▶ _Challenge_:
Reproduce the listing exactly and skip over any pictures.

▶ _Given records_:
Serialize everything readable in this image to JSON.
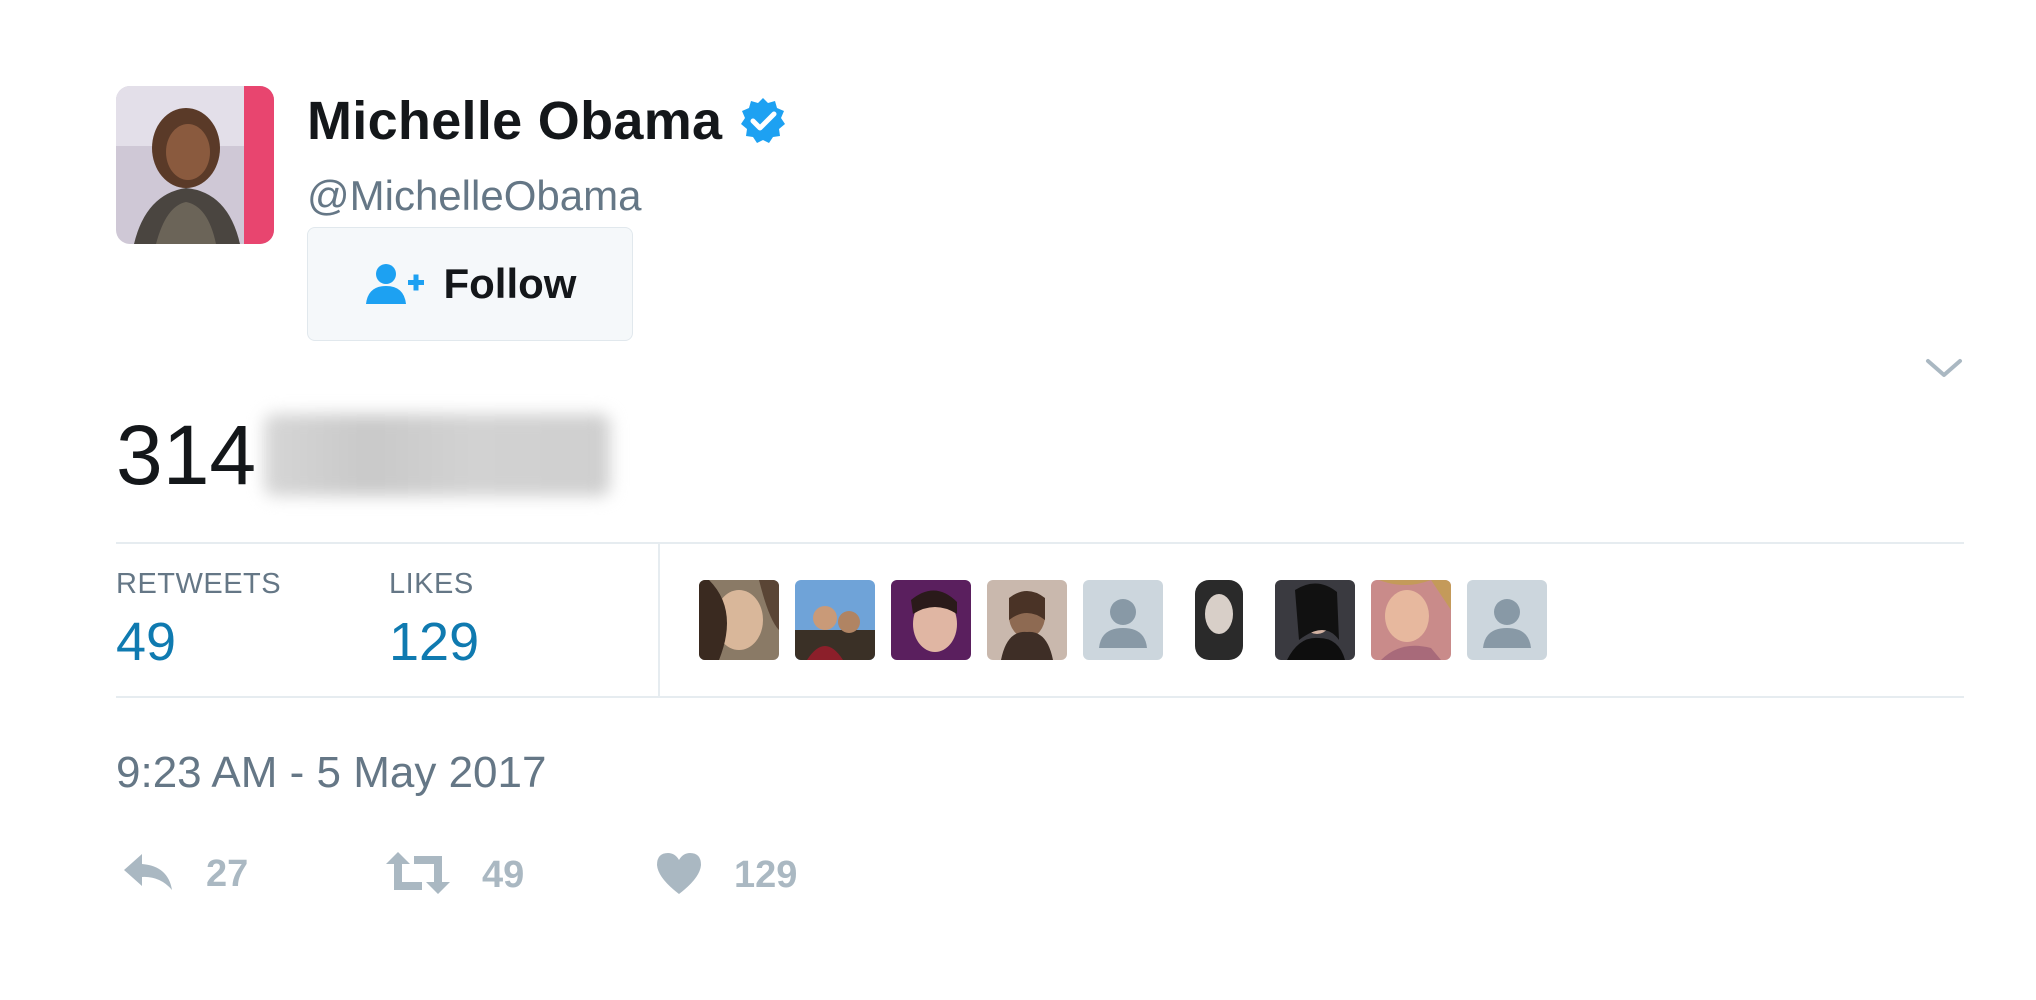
{
  "user": {
    "display_name": "Michelle Obama",
    "handle": "@MichelleObama",
    "verified": true
  },
  "follow_button": {
    "label": "Follow",
    "icon": "add-user-icon"
  },
  "tweet": {
    "text_visible": "314",
    "text_obscured": true
  },
  "stats": {
    "retweets_label": "RETWEETS",
    "retweets_value": "49",
    "likes_label": "LIKES",
    "likes_value": "129"
  },
  "timestamp": "9:23 AM - 5 May 2017",
  "actions": {
    "reply_count": "27",
    "retweet_count": "49",
    "like_count": "129"
  },
  "colors": {
    "link_blue": "#0f7ab0",
    "verified_blue": "#1da1f2",
    "muted_gray": "#657786",
    "action_gray": "#aab8c2",
    "border": "#e6ecf0"
  }
}
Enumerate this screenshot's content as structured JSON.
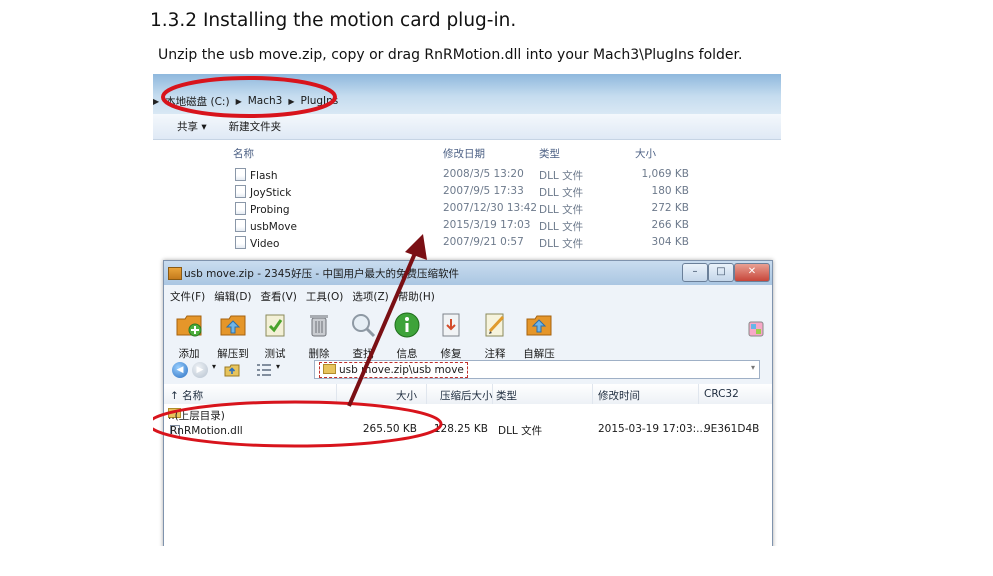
{
  "heading": "1.3.2 Installing the motion card plug-in.",
  "instruction": "Unzip the usb move.zip, copy or drag RnRMotion.dll into your Mach3\\PlugIns folder.",
  "explorer": {
    "breadcrumb": [
      "本地磁盘 (C:)",
      "Mach3",
      "PlugIns"
    ],
    "toolbar": {
      "share": "共享 ▾",
      "new_folder": "新建文件夹"
    },
    "columns": {
      "name": "名称",
      "date": "修改日期",
      "type": "类型",
      "size": "大小"
    },
    "files": [
      {
        "name": "Flash",
        "date": "2008/3/5 13:20",
        "type": "DLL 文件",
        "size": "1,069 KB"
      },
      {
        "name": "JoyStick",
        "date": "2007/9/5 17:33",
        "type": "DLL 文件",
        "size": "180 KB"
      },
      {
        "name": "Probing",
        "date": "2007/12/30 13:42",
        "type": "DLL 文件",
        "size": "272 KB"
      },
      {
        "name": "usbMove",
        "date": "2015/3/19 17:03",
        "type": "DLL 文件",
        "size": "266 KB"
      },
      {
        "name": "Video",
        "date": "2007/9/21 0:57",
        "type": "DLL 文件",
        "size": "304 KB"
      }
    ]
  },
  "zip_window": {
    "title": "usb move.zip - 2345好压 - 中国用户最大的免费压缩软件",
    "menu": [
      "文件(F)",
      "编辑(D)",
      "查看(V)",
      "工具(O)",
      "选项(Z)",
      "帮助(H)"
    ],
    "toolbar": [
      {
        "label": "添加",
        "icon": "add-icon",
        "color": "#e5962a"
      },
      {
        "label": "解压到",
        "icon": "extract-to-icon",
        "color": "#e5962a"
      },
      {
        "label": "测试",
        "icon": "test-icon",
        "color": "#5aa832"
      },
      {
        "label": "删除",
        "icon": "delete-icon",
        "color": "#8a8f96"
      },
      {
        "label": "查找",
        "icon": "search-icon",
        "color": "#9aa4ad"
      },
      {
        "label": "信息",
        "icon": "info-icon",
        "color": "#3ea33a"
      },
      {
        "label": "修复",
        "icon": "repair-icon",
        "color": "#8a8f96"
      },
      {
        "label": "注释",
        "icon": "comment-icon",
        "color": "#6caa3c"
      },
      {
        "label": "自解压",
        "icon": "self-extract-icon",
        "color": "#e5962a"
      }
    ],
    "address": "usb move.zip\\usb move",
    "columns": {
      "name": "↑ 名称",
      "size": "大小",
      "packed": "压缩后大小",
      "type": "类型",
      "modified": "修改时间",
      "crc": "CRC32"
    },
    "parent_row": "..(上层目录)",
    "rows": [
      {
        "name": "RnRMotion.dll",
        "size": "265.50 KB",
        "packed": "128.25 KB",
        "type": "DLL 文件",
        "modified": "2015-03-19 17:03:...",
        "crc": "9E361D4B"
      }
    ]
  },
  "annotation_color": "#d8141c",
  "arrow_color": "#7a0f14"
}
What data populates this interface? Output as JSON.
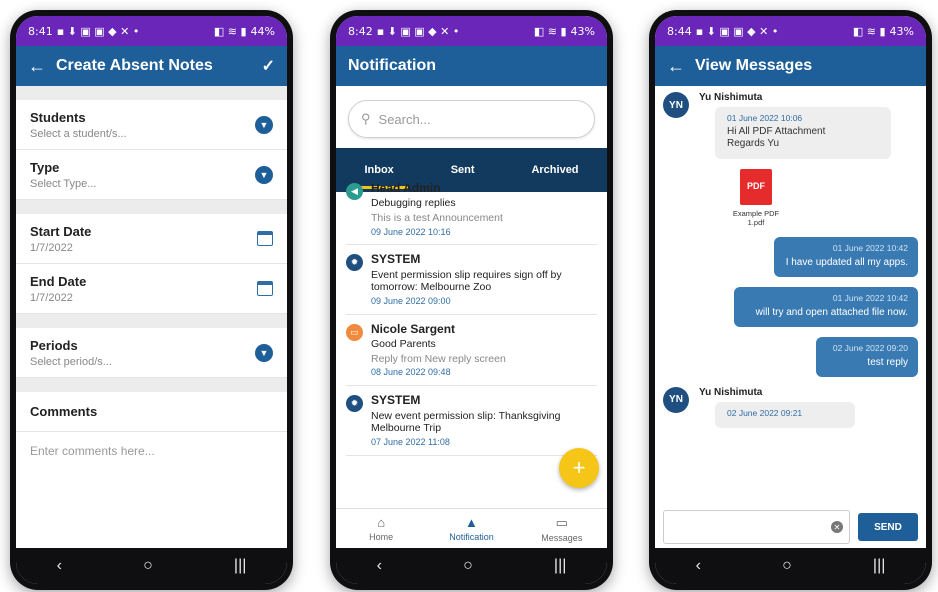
{
  "phone1": {
    "status": {
      "time": "8:41",
      "battery": "44%"
    },
    "appbar": {
      "back": "←",
      "title": "Create Absent Notes",
      "check": "✓"
    },
    "students": {
      "label": "Students",
      "placeholder": "Select a student/s..."
    },
    "type": {
      "label": "Type",
      "placeholder": "Select Type..."
    },
    "start_date": {
      "label": "Start Date",
      "value": "1/7/2022"
    },
    "end_date": {
      "label": "End Date",
      "value": "1/7/2022"
    },
    "periods": {
      "label": "Periods",
      "placeholder": "Select period/s..."
    },
    "comments": {
      "label": "Comments",
      "placeholder": "Enter comments here..."
    }
  },
  "phone2": {
    "status": {
      "time": "8:42",
      "battery": "43%"
    },
    "appbar": {
      "title": "Notification"
    },
    "search": {
      "placeholder": "Search..."
    },
    "tabs": [
      {
        "label": "Inbox"
      },
      {
        "label": "Sent"
      },
      {
        "label": "Archived"
      }
    ],
    "notifications": [
      {
        "title": "Head Admin",
        "line1": "Debugging replies",
        "sub": "This is a test Announcement",
        "date": "09 June 2022 10:16",
        "icon": "megaphone-icon",
        "color": "#2a9d8f"
      },
      {
        "title": "SYSTEM",
        "line1": "Event permission slip requires sign off by tomorrow: Melbourne Zoo",
        "sub": "",
        "date": "09 June 2022 09:00",
        "icon": "gear-icon",
        "color": "#1f4f80"
      },
      {
        "title": "Nicole Sargent",
        "line1": "Good Parents",
        "sub": "Reply from New reply screen",
        "date": "08 June 2022 09:48",
        "icon": "chat-icon",
        "color": "#f08a3c"
      },
      {
        "title": "SYSTEM",
        "line1": "New event permission slip: Thanksgiving Melbourne Trip",
        "sub": "",
        "date": "07 June 2022 11:08",
        "icon": "gear-icon",
        "color": "#1f4f80"
      }
    ],
    "fab": "+",
    "bottomnav": [
      {
        "label": "Home"
      },
      {
        "label": "Notification"
      },
      {
        "label": "Messages"
      }
    ]
  },
  "phone3": {
    "status": {
      "time": "8:44",
      "battery": "43%"
    },
    "appbar": {
      "back": "←",
      "title": "View Messages"
    },
    "msg1": {
      "avatar": "YN",
      "sender": "Yu Nishimuta",
      "date": "01 June 2022 10:06",
      "line1": "Hi All  PDF Attachment",
      "line2": "Regards  Yu"
    },
    "attachment": {
      "badge": "PDF",
      "name": "Example PDF 1.pdf"
    },
    "out1": {
      "date": "01 June 2022 10:42",
      "text": "I have updated all my apps."
    },
    "out2": {
      "date": "01 June 2022 10:42",
      "text": "will try and open attached file now."
    },
    "out3": {
      "date": "02 June 2022 09:20",
      "text": "test reply"
    },
    "msg2": {
      "avatar": "YN",
      "sender": "Yu Nishimuta",
      "date": "02 June 2022 09:21"
    },
    "send": "SEND"
  },
  "nav": {
    "back": "‹",
    "home": "○",
    "recents": "|||"
  }
}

▶ _Solution to this exercise_:
Serialize everything readable in this image to JSON.
{
  "user": {
    "display_name": "Michelle Obama",
    "handle": "@MichelleObama",
    "verified": true
  },
  "follow_button": {
    "label": "Follow",
    "icon": "add-user-icon"
  },
  "tweet": {
    "text_visible": "314",
    "text_obscured": true
  },
  "stats": {
    "retweets_label": "RETWEETS",
    "retweets_value": "49",
    "likes_label": "LIKES",
    "likes_value": "129"
  },
  "timestamp": "9:23 AM - 5 May 2017",
  "actions": {
    "reply_count": "27",
    "retweet_count": "49",
    "like_count": "129"
  },
  "colors": {
    "link_blue": "#0f7ab0",
    "verified_blue": "#1da1f2",
    "muted_gray": "#657786",
    "action_gray": "#aab8c2",
    "border": "#e6ecf0"
  }
}
Enumerate this screenshot's content as structured JSON.
{
  "heading": "1.3.2 Installing the motion card plug-in.",
  "instruction": "Unzip the usb move.zip, copy or drag RnRMotion.dll into your Mach3\\PlugIns folder.",
  "explorer": {
    "breadcrumb": [
      "本地磁盘 (C:)",
      "Mach3",
      "PlugIns"
    ],
    "toolbar": {
      "share": "共享 ▾",
      "new_folder": "新建文件夹"
    },
    "columns": {
      "name": "名称",
      "date": "修改日期",
      "type": "类型",
      "size": "大小"
    },
    "files": [
      {
        "name": "Flash",
        "date": "2008/3/5 13:20",
        "type": "DLL 文件",
        "size": "1,069 KB"
      },
      {
        "name": "JoyStick",
        "date": "2007/9/5 17:33",
        "type": "DLL 文件",
        "size": "180 KB"
      },
      {
        "name": "Probing",
        "date": "2007/12/30 13:42",
        "type": "DLL 文件",
        "size": "272 KB"
      },
      {
        "name": "usbMove",
        "date": "2015/3/19 17:03",
        "type": "DLL 文件",
        "size": "266 KB"
      },
      {
        "name": "Video",
        "date": "2007/9/21 0:57",
        "type": "DLL 文件",
        "size": "304 KB"
      }
    ]
  },
  "zip_window": {
    "title": "usb move.zip - 2345好压 - 中国用户最大的免费压缩软件",
    "menu": [
      "文件(F)",
      "编辑(D)",
      "查看(V)",
      "工具(O)",
      "选项(Z)",
      "帮助(H)"
    ],
    "toolbar": [
      {
        "label": "添加",
        "icon": "add-icon",
        "color": "#e5962a"
      },
      {
        "label": "解压到",
        "icon": "extract-to-icon",
        "color": "#e5962a"
      },
      {
        "label": "测试",
        "icon": "test-icon",
        "color": "#5aa832"
      },
      {
        "label": "删除",
        "icon": "delete-icon",
        "color": "#8a8f96"
      },
      {
        "label": "查找",
        "icon": "search-icon",
        "color": "#9aa4ad"
      },
      {
        "label": "信息",
        "icon": "info-icon",
        "color": "#3ea33a"
      },
      {
        "label": "修复",
        "icon": "repair-icon",
        "color": "#8a8f96"
      },
      {
        "label": "注释",
        "icon": "comment-icon",
        "color": "#6caa3c"
      },
      {
        "label": "自解压",
        "icon": "self-extract-icon",
        "color": "#e5962a"
      }
    ],
    "address": "usb move.zip\\usb move",
    "columns": {
      "name": "↑ 名称",
      "size": "大小",
      "packed": "压缩后大小",
      "type": "类型",
      "modified": "修改时间",
      "crc": "CRC32"
    },
    "parent_row": "..(上层目录)",
    "rows": [
      {
        "name": "RnRMotion.dll",
        "size": "265.50 KB",
        "packed": "128.25 KB",
        "type": "DLL 文件",
        "modified": "2015-03-19 17:03:...",
        "crc": "9E361D4B"
      }
    ]
  },
  "annotation_color": "#d8141c",
  "arrow_color": "#7a0f14"
}
What data populates this interface? Output as JSON.
{
  "phone1": {
    "status": {
      "time": "8:41",
      "battery": "44%"
    },
    "appbar": {
      "back": "←",
      "title": "Create Absent Notes",
      "check": "✓"
    },
    "students": {
      "label": "Students",
      "placeholder": "Select a student/s..."
    },
    "type": {
      "label": "Type",
      "placeholder": "Select Type..."
    },
    "start_date": {
      "label": "Start Date",
      "value": "1/7/2022"
    },
    "end_date": {
      "label": "End Date",
      "value": "1/7/2022"
    },
    "periods": {
      "label": "Periods",
      "placeholder": "Select period/s..."
    },
    "comments": {
      "label": "Comments",
      "placeholder": "Enter comments here..."
    }
  },
  "phone2": {
    "status": {
      "time": "8:42",
      "battery": "43%"
    },
    "appbar": {
      "title": "Notification"
    },
    "search": {
      "placeholder": "Search..."
    },
    "tabs": [
      {
        "label": "Inbox"
      },
      {
        "label": "Sent"
      },
      {
        "label": "Archived"
      }
    ],
    "notifications": [
      {
        "title": "Head Admin",
        "line1": "Debugging replies",
        "sub": "This is a test Announcement",
        "date": "09 June 2022 10:16",
        "icon": "megaphone-icon",
        "color": "#2a9d8f"
      },
      {
        "title": "SYSTEM",
        "line1": "Event permission slip requires sign off by tomorrow: Melbourne Zoo",
        "sub": "",
        "date": "09 June 2022 09:00",
        "icon": "gear-icon",
        "color": "#1f4f80"
      },
      {
        "title": "Nicole Sargent",
        "line1": "Good Parents",
        "sub": "Reply from New reply screen",
        "date": "08 June 2022 09:48",
        "icon": "chat-icon",
        "color": "#f08a3c"
      },
      {
        "title": "SYSTEM",
        "line1": "New event permission slip: Thanksgiving Melbourne Trip",
        "sub": "",
        "date": "07 June 2022 11:08",
        "icon": "gear-icon",
        "color": "#1f4f80"
      }
    ],
    "fab": "+",
    "bottomnav": [
      {
        "label": "Home"
      },
      {
        "label": "Notification"
      },
      {
        "label": "Messages"
      }
    ]
  },
  "phone3": {
    "status": {
      "time": "8:44",
      "battery": "43%"
    },
    "appbar": {
      "back": "←",
      "title": "View Messages"
    },
    "msg1": {
      "avatar": "YN",
      "sender": "Yu Nishimuta",
      "date": "01 June 2022 10:06",
      "line1": "Hi All  PDF Attachment",
      "line2": "Regards  Yu"
    },
    "attachment": {
      "badge": "PDF",
      "name": "Example PDF 1.pdf"
    },
    "out1": {
      "date": "01 June 2022 10:42",
      "text": "I have updated all my apps."
    },
    "out2": {
      "date": "01 June 2022 10:42",
      "text": "will try and open attached file now."
    },
    "out3": {
      "date": "02 June 2022 09:20",
      "text": "test reply"
    },
    "msg2": {
      "avatar": "YN",
      "sender": "Yu Nishimuta",
      "date": "02 June 2022 09:21"
    },
    "send": "SEND"
  },
  "nav": {
    "back": "‹",
    "home": "○",
    "recents": "|||"
  }
}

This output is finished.